◆ **THE TASK**
Gather each line of the records where "Henry" appears.

Stored entries
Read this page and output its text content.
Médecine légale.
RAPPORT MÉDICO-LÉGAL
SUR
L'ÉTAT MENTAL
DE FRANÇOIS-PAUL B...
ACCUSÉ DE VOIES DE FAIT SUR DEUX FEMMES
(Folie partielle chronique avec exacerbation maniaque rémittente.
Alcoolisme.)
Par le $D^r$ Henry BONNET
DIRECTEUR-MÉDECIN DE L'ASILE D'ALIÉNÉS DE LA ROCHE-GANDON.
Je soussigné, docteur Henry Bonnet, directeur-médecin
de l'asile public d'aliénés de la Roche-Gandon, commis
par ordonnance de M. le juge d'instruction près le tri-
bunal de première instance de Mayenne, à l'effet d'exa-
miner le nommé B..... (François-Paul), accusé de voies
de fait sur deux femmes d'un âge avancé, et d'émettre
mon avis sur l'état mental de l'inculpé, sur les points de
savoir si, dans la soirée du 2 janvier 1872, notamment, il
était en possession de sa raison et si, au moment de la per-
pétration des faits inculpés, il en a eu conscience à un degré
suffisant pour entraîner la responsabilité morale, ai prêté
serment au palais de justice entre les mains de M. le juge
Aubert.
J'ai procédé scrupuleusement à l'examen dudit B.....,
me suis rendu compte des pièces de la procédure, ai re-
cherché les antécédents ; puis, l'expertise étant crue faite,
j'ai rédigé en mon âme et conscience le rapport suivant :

◆ **CORRECT RESPONSE**
Par le $D^r$ Henry BONNET
Je soussigné, docteur Henry Bonnet, directeur-médecin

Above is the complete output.